EXERCISE DESCRIPTION:
Copy out the lines that include the word "risk".

>> Begin EXERCISE MATERIALS

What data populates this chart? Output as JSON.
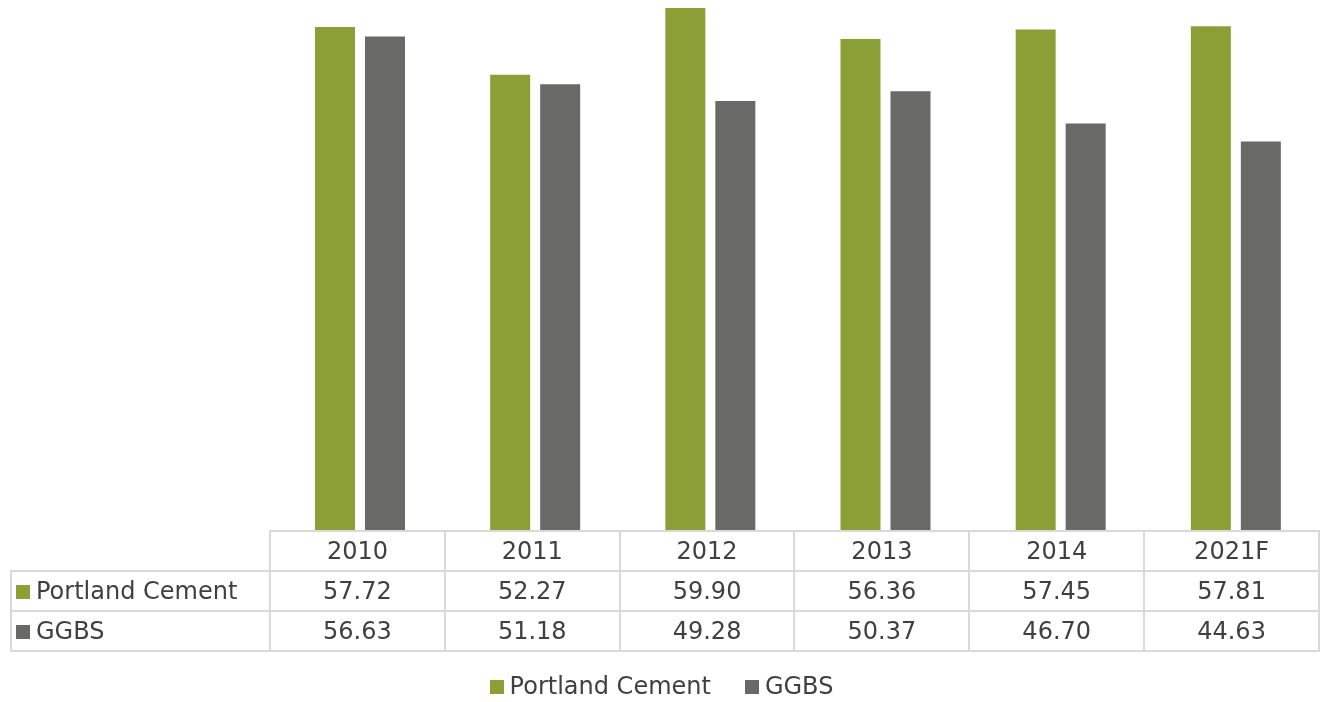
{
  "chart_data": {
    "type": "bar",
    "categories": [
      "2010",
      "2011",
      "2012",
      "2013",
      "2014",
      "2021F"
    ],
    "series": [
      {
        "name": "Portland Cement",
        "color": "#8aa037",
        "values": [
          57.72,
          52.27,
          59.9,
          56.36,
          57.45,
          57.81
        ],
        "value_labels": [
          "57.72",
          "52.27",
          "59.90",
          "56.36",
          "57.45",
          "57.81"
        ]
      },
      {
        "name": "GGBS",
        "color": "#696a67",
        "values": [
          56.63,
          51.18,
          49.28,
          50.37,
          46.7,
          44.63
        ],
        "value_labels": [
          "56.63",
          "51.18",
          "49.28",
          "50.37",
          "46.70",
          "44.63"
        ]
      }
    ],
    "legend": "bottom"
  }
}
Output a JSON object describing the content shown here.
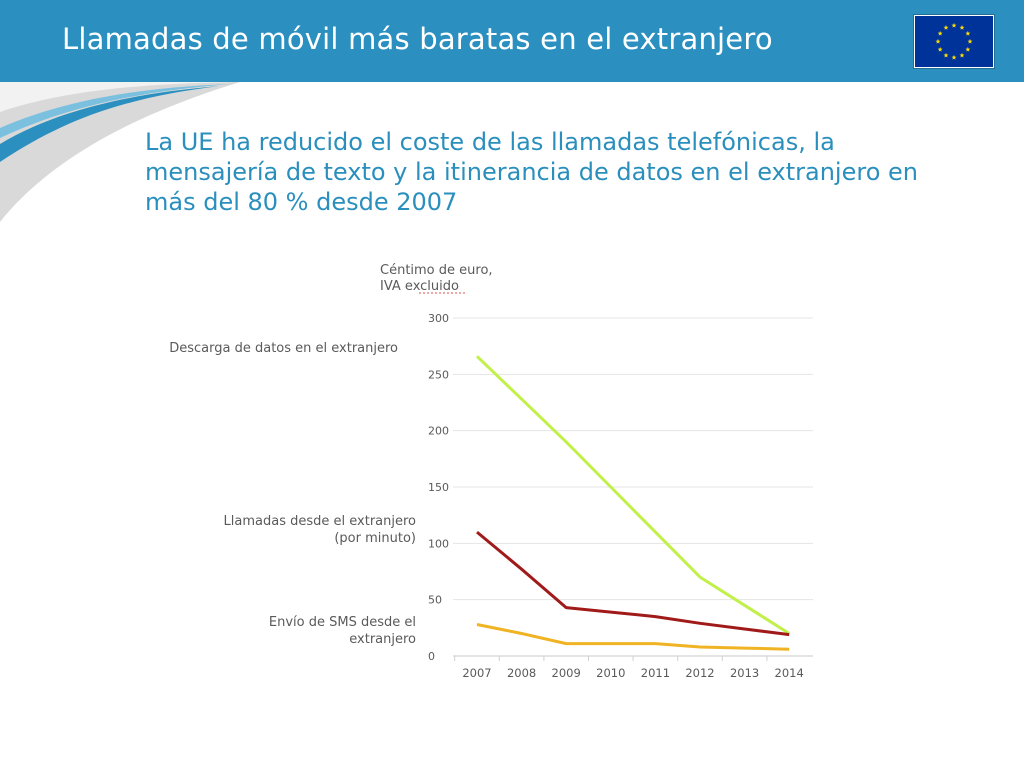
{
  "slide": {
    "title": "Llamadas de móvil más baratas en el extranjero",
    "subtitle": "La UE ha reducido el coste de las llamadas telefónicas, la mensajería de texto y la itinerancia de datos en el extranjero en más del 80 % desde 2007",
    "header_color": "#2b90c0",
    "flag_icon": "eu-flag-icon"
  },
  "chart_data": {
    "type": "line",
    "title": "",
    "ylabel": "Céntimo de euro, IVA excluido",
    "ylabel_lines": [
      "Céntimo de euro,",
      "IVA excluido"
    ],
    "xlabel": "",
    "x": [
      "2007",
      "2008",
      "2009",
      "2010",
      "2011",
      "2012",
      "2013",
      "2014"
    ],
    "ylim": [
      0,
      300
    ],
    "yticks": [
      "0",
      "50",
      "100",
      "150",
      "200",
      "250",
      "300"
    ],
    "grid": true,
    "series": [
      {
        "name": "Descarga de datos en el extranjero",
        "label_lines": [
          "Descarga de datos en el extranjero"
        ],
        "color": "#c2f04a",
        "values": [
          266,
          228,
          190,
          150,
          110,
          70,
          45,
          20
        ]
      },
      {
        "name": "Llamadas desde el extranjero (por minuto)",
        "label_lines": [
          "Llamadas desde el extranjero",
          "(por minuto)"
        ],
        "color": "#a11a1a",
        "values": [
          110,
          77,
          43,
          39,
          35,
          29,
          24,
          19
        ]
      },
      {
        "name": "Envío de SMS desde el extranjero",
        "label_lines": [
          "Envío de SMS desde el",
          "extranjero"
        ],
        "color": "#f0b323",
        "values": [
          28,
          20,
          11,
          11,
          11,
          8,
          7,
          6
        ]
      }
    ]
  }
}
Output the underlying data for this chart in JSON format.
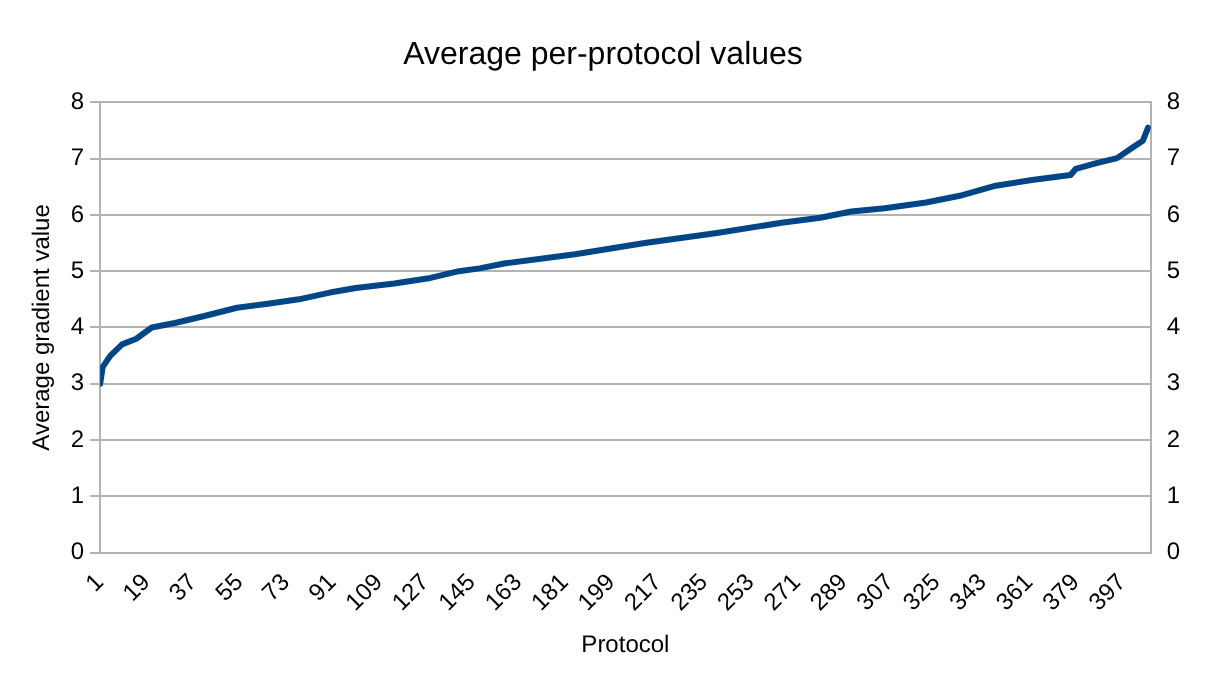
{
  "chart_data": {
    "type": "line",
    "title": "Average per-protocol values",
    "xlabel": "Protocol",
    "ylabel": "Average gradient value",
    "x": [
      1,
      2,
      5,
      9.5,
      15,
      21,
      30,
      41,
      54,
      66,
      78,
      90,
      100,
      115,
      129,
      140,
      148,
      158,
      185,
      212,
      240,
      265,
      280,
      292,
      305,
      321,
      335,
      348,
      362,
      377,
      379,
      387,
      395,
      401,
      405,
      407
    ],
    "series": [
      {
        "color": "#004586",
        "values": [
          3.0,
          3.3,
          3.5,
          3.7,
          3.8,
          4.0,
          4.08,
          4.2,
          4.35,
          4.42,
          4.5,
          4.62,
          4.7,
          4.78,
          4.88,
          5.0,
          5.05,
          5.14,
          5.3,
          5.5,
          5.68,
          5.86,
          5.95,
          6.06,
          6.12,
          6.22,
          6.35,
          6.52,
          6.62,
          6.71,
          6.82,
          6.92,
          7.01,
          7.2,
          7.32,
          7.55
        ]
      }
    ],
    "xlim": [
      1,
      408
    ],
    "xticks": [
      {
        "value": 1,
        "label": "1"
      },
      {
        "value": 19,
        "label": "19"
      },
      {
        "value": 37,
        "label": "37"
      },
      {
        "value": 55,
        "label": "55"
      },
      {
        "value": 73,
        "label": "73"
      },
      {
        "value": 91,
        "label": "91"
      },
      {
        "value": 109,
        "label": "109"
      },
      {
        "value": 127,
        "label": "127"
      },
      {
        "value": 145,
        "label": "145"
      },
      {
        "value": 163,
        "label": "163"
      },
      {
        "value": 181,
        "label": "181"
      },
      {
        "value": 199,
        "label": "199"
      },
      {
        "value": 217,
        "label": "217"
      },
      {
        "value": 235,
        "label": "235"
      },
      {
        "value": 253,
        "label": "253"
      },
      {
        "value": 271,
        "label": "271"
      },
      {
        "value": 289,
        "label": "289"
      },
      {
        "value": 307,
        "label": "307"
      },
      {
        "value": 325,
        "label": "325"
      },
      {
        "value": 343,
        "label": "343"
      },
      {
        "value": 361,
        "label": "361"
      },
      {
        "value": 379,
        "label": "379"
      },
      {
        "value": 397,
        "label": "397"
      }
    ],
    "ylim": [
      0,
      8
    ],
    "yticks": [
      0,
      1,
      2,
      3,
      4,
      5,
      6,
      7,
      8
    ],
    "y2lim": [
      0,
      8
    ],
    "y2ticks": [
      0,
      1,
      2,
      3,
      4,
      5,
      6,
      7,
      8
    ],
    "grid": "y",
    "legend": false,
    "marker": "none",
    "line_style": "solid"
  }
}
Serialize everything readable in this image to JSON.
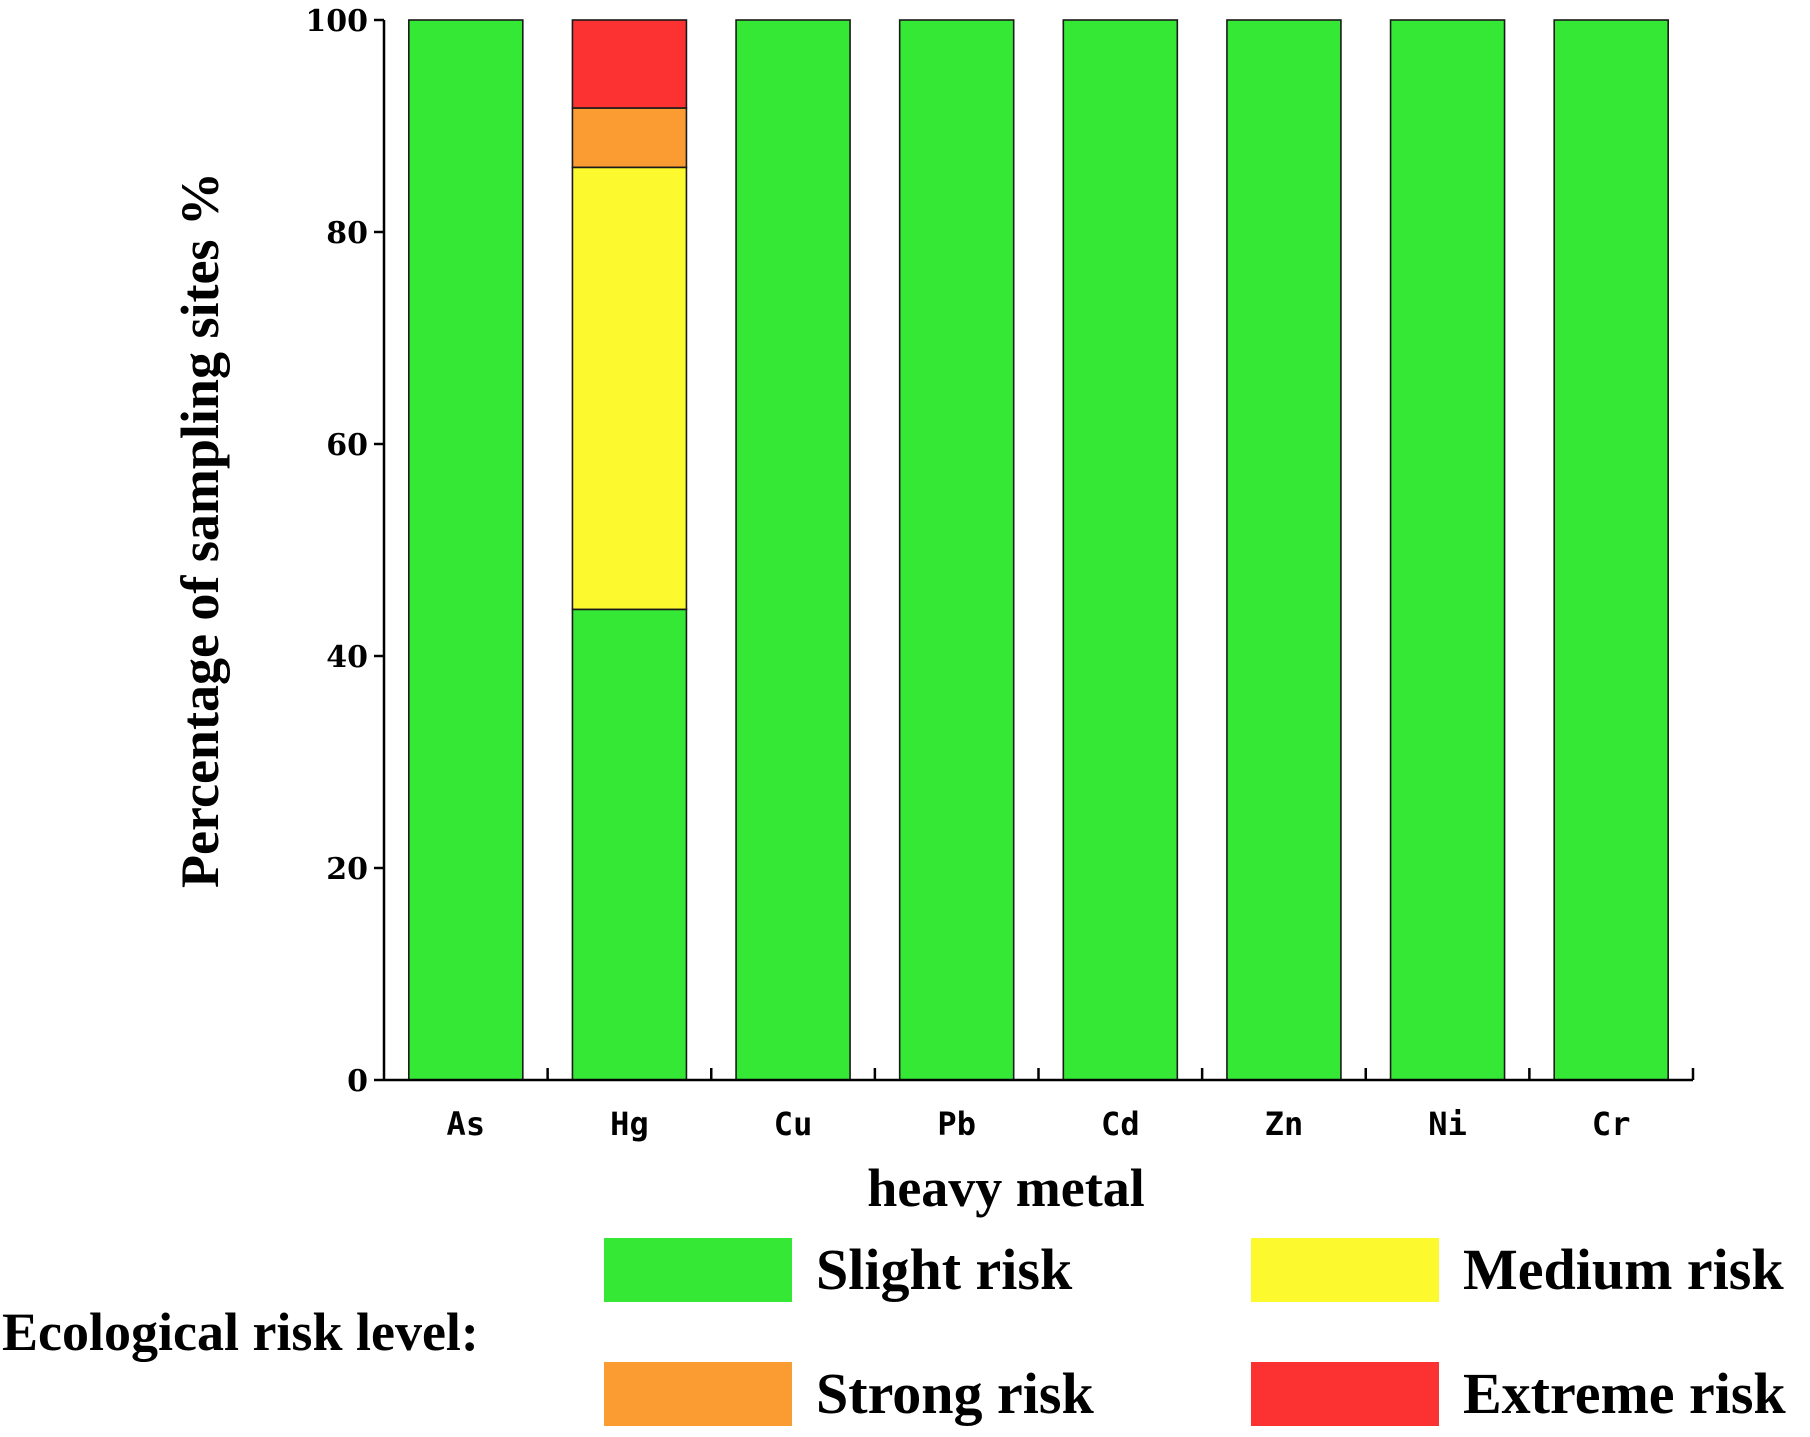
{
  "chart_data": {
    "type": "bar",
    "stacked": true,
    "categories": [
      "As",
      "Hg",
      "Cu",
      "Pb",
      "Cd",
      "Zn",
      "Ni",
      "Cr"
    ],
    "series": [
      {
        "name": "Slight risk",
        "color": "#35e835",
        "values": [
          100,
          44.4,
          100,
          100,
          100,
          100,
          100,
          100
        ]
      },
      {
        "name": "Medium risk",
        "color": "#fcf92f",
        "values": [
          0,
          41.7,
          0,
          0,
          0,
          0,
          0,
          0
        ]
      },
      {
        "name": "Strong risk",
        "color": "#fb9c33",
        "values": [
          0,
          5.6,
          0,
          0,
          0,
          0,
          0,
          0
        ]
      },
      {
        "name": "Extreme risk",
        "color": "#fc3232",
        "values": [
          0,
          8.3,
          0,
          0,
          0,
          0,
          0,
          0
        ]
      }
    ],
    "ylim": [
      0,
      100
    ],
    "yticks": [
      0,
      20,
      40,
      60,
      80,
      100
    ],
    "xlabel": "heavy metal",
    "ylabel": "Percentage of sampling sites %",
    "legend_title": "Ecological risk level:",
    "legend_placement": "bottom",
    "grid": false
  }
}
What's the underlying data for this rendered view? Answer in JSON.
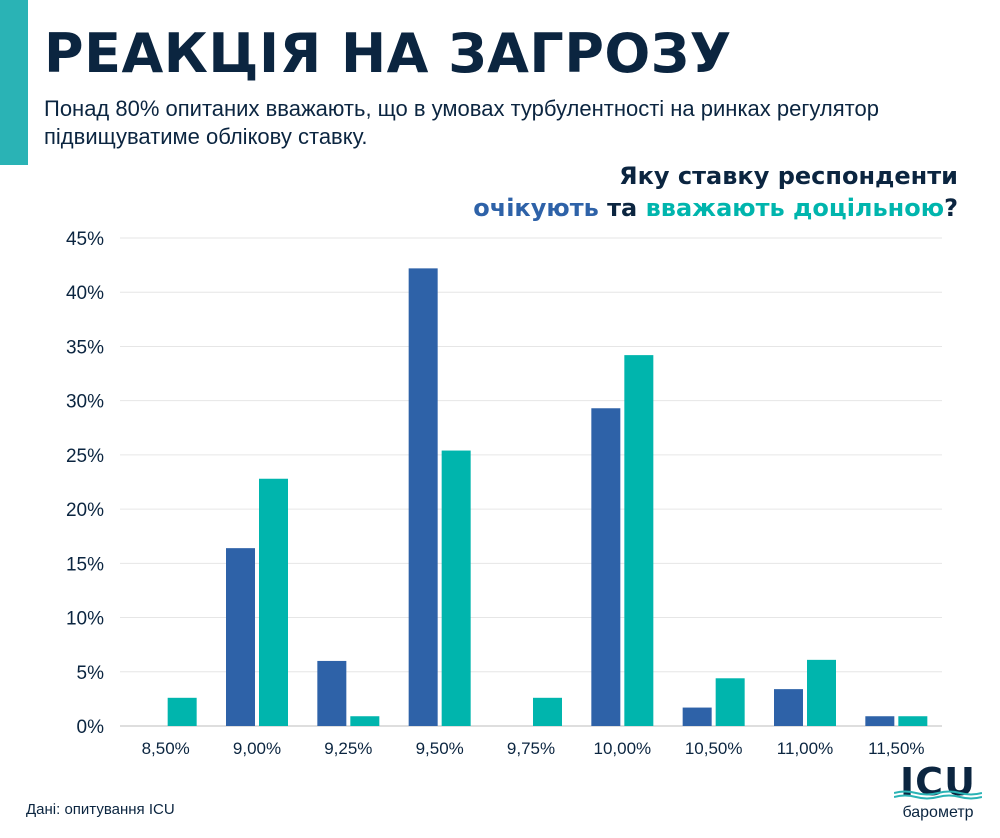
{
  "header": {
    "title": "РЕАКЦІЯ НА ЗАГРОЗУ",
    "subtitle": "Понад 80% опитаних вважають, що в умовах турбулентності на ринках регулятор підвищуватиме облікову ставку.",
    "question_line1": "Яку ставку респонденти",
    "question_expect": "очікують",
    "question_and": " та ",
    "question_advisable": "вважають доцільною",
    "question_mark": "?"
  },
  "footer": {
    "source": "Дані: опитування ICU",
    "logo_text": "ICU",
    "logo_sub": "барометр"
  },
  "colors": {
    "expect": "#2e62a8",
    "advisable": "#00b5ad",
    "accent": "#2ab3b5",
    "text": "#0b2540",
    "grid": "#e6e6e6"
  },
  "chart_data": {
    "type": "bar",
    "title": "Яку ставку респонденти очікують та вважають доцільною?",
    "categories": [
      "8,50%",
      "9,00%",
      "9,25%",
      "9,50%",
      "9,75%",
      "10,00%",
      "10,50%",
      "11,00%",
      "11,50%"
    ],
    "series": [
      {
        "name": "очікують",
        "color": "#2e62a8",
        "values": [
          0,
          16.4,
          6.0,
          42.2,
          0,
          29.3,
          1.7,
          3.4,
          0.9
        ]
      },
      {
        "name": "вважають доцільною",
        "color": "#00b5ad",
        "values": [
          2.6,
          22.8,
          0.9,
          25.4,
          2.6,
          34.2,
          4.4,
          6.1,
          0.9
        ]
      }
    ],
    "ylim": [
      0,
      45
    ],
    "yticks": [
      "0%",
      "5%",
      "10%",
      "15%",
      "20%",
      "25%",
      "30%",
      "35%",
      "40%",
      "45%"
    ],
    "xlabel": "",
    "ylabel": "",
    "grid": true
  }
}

>> End EXERCISE MATERIALS

SOLUTION FOR THIS EXERCISE:
        "name": "Slight risk",
        "name": "Medium risk",
        "name": "Strong risk",
        "name": "Extreme risk",
    "legend_title": "Ecological risk level:",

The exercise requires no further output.